STATED EXERCISE:
Would you repeat the listing exactly but omit every picture?

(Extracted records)
-=-=-
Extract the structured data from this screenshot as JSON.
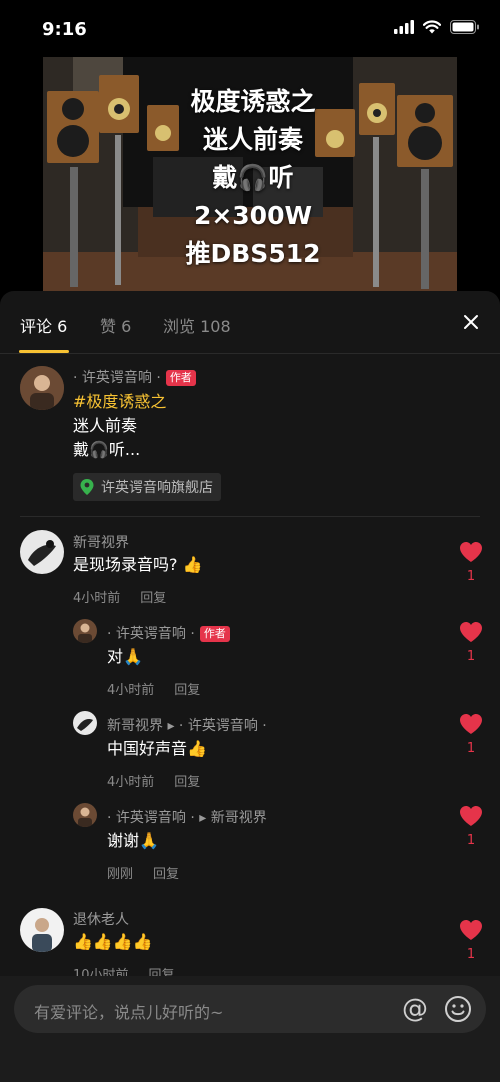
{
  "status_bar": {
    "time": "9:16"
  },
  "video": {
    "overlay_lines": [
      "极度诱惑之",
      "迷人前奏",
      "戴🎧听",
      "2×300W",
      "推DBS512"
    ]
  },
  "tabs": [
    {
      "label": "评论 6"
    },
    {
      "label": "赞 6"
    },
    {
      "label": "浏览 108"
    }
  ],
  "author_post": {
    "name": "· 许英谔音响 ·",
    "badge": "作者",
    "hashtag": "#极度诱惑之",
    "line2": "迷人前奏",
    "line3": "戴🎧听..."
  },
  "store_link": {
    "label": "许英谔音响旗舰店"
  },
  "comments": [
    {
      "name": "新哥视界",
      "text": "是现场录音吗? 👍",
      "time": "4小时前",
      "reply": "回复",
      "likes": "1"
    },
    {
      "name": "· 许英谔音响 ·",
      "badge": "作者",
      "text": "对🙏",
      "time": "4小时前",
      "reply": "回复",
      "likes": "1"
    },
    {
      "name": "新哥视界 ▸ · 许英谔音响 ·",
      "text": "中国好声音👍",
      "time": "4小时前",
      "reply": "回复",
      "likes": "1"
    },
    {
      "name": "· 许英谔音响 · ▸ 新哥视界",
      "text": "谢谢🙏",
      "time": "刚刚",
      "reply": "回复",
      "likes": "1"
    },
    {
      "name": "退休老人",
      "text": "👍👍👍👍",
      "time": "10小时前",
      "reply": "回复",
      "likes": "1"
    }
  ],
  "input": {
    "placeholder": "有爱评论，说点儿好听的~",
    "at_symbol": "@"
  },
  "colors": {
    "accent": "#f7c233",
    "like": "#e5344a",
    "sheet_bg": "#161616"
  }
}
-=-=-
SOLUTION TO THE EXERCISE:
Extract the structured data from this screenshot as JSON.
{
  "status_bar": {
    "time": "9:16"
  },
  "video": {
    "overlay_lines": [
      "极度诱惑之",
      "迷人前奏",
      "戴🎧听",
      "2×300W",
      "推DBS512"
    ]
  },
  "tabs": [
    {
      "label": "评论 6"
    },
    {
      "label": "赞 6"
    },
    {
      "label": "浏览 108"
    }
  ],
  "author_post": {
    "name": "· 许英谔音响 ·",
    "badge": "作者",
    "hashtag": "#极度诱惑之",
    "line2": "迷人前奏",
    "line3": "戴🎧听..."
  },
  "store_link": {
    "label": "许英谔音响旗舰店"
  },
  "comments": [
    {
      "name": "新哥视界",
      "text": "是现场录音吗? 👍",
      "time": "4小时前",
      "reply": "回复",
      "likes": "1"
    },
    {
      "name": "· 许英谔音响 ·",
      "badge": "作者",
      "text": "对🙏",
      "time": "4小时前",
      "reply": "回复",
      "likes": "1"
    },
    {
      "name": "新哥视界 ▸ · 许英谔音响 ·",
      "text": "中国好声音👍",
      "time": "4小时前",
      "reply": "回复",
      "likes": "1"
    },
    {
      "name": "· 许英谔音响 · ▸ 新哥视界",
      "text": "谢谢🙏",
      "time": "刚刚",
      "reply": "回复",
      "likes": "1"
    },
    {
      "name": "退休老人",
      "text": "👍👍👍👍",
      "time": "10小时前",
      "reply": "回复",
      "likes": "1"
    }
  ],
  "input": {
    "placeholder": "有爱评论，说点儿好听的~",
    "at_symbol": "@"
  },
  "colors": {
    "accent": "#f7c233",
    "like": "#e5344a",
    "sheet_bg": "#161616"
  }
}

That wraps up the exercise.